Data for processing:
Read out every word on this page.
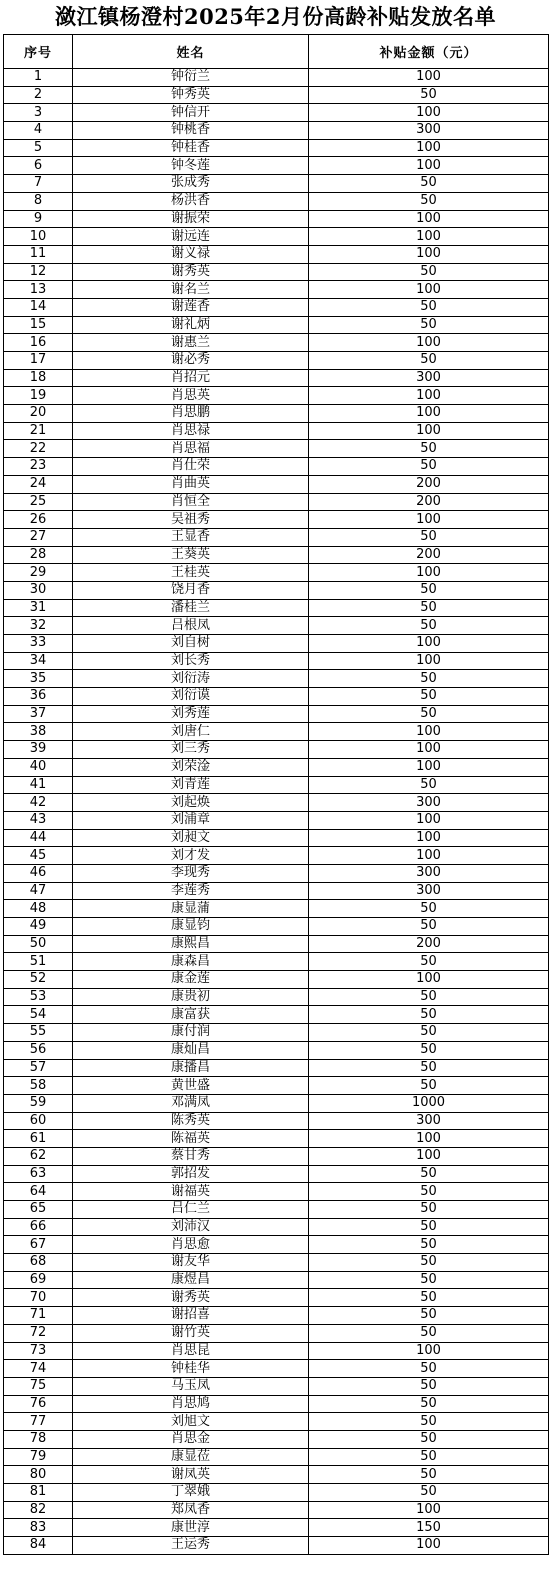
潋江镇杨澄村2025年2月份高龄补贴发放名单
序号	姓名	补贴金额（元）
1	钟衍兰	100
2	钟秀英	50
3	钟信开	100
4	钟桃香	300
5	钟桂香	100
6	钟冬莲	100
7	张成秀	50
8	杨洪香	50
9	谢振荣	100
10	谢远连	100
11	谢义禄	100
12	谢秀英	50
13	谢名兰	100
14	谢莲香	50
15	谢礼炳	50
16	谢惠兰	100
17	谢必秀	50
18	肖招元	300
19	肖思英	100
20	肖思鹏	100
21	肖思禄	100
22	肖思福	50
23	肖仕荣	50
24	肖曲英	200
25	肖恒全	200
26	吴祖秀	100
27	王显香	50
28	王葵英	200
29	王桂英	100
30	饶月香	50
31	潘桂兰	50
32	吕根凤	50
33	刘自树	100
34	刘长秀	100
35	刘衍涛	50
36	刘衍谟	50
37	刘秀莲	50
38	刘唐仁	100
39	刘三秀	100
40	刘荣淦	100
41	刘青莲	50
42	刘起焕	300
43	刘浦章	100
44	刘昶文	100
45	刘才发	100
46	李现秀	300
47	李莲秀	300
48	康显蒲	50
49	康显钧	50
50	康熙昌	200
51	康森昌	50
52	康金莲	100
53	康贵初	50
54	康富获	50
55	康付润	50
56	康灿昌	50
57	康播昌	50
58	黄世盛	50
59	邓满凤	1000
60	陈秀英	300
61	陈福英	100
62	蔡甘秀	100
63	郭招发	50
64	谢福英	50
65	吕仁兰	50
66	刘沛汉	50
67	肖思愈	50
68	谢友华	50
69	康煜昌	50
70	谢秀英	50
71	谢招喜	50
72	谢竹英	50
73	肖思昆	100
74	钟桂华	50
75	马玉凤	50
76	肖思鸠	50
77	刘旭文	50
78	肖思金	50
79	康显莅	50
80	谢凤英	50
81	丁翠娥	50
82	郑凤香	100
83	康世淳	150
84	王运秀	100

Instructions to follow: Working from the material above, transcribe it exactly while omitting pictures.

The result:
Read out every word on this page.
潋江镇杨澄村2025年2月份高龄补贴发放名单
序号	姓名	补贴金额（元）
1	钟衍兰	100
2	钟秀英	50
3	钟信开	100
4	钟桃香	300
5	钟桂香	100
6	钟冬莲	100
7	张成秀	50
8	杨洪香	50
9	谢振荣	100
10	谢远连	100
11	谢义禄	100
12	谢秀英	50
13	谢名兰	100
14	谢莲香	50
15	谢礼炳	50
16	谢惠兰	100
17	谢必秀	50
18	肖招元	300
19	肖思英	100
20	肖思鹏	100
21	肖思禄	100
22	肖思福	50
23	肖仕荣	50
24	肖曲英	200
25	肖恒全	200
26	吴祖秀	100
27	王显香	50
28	王葵英	200
29	王桂英	100
30	饶月香	50
31	潘桂兰	50
32	吕根凤	50
33	刘自树	100
34	刘长秀	100
35	刘衍涛	50
36	刘衍谟	50
37	刘秀莲	50
38	刘唐仁	100
39	刘三秀	100
40	刘荣淦	100
41	刘青莲	50
42	刘起焕	300
43	刘浦章	100
44	刘昶文	100
45	刘才发	100
46	李现秀	300
47	李莲秀	300
48	康显蒲	50
49	康显钧	50
50	康熙昌	200
51	康森昌	50
52	康金莲	100
53	康贵初	50
54	康富获	50
55	康付润	50
56	康灿昌	50
57	康播昌	50
58	黄世盛	50
59	邓满凤	1000
60	陈秀英	300
61	陈福英	100
62	蔡甘秀	100
63	郭招发	50
64	谢福英	50
65	吕仁兰	50
66	刘沛汉	50
67	肖思愈	50
68	谢友华	50
69	康煜昌	50
70	谢秀英	50
71	谢招喜	50
72	谢竹英	50
73	肖思昆	100
74	钟桂华	50
75	马玉凤	50
76	肖思鸠	50
77	刘旭文	50
78	肖思金	50
79	康显莅	50
80	谢凤英	50
81	丁翠娥	50
82	郑凤香	100
83	康世淳	150
84	王运秀	100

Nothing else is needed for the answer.